AIM =>
Output all lines exactly, with nothing added or dropped.

=======

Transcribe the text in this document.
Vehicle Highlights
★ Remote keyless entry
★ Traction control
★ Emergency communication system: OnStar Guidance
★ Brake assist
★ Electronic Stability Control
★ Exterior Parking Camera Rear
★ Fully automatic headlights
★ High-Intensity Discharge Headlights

=======

RESPONSE =>
Transcribe the text in this document.
Vehicle Highlights
★ Remote keyless entry
★ Traction control
★ Emergency communication system: OnStar Guidance
★ Brake assist
★ Electronic Stability Control
★ Exterior Parking Camera Rear
★ Fully automatic headlights
★ High-Intensity Discharge Headlights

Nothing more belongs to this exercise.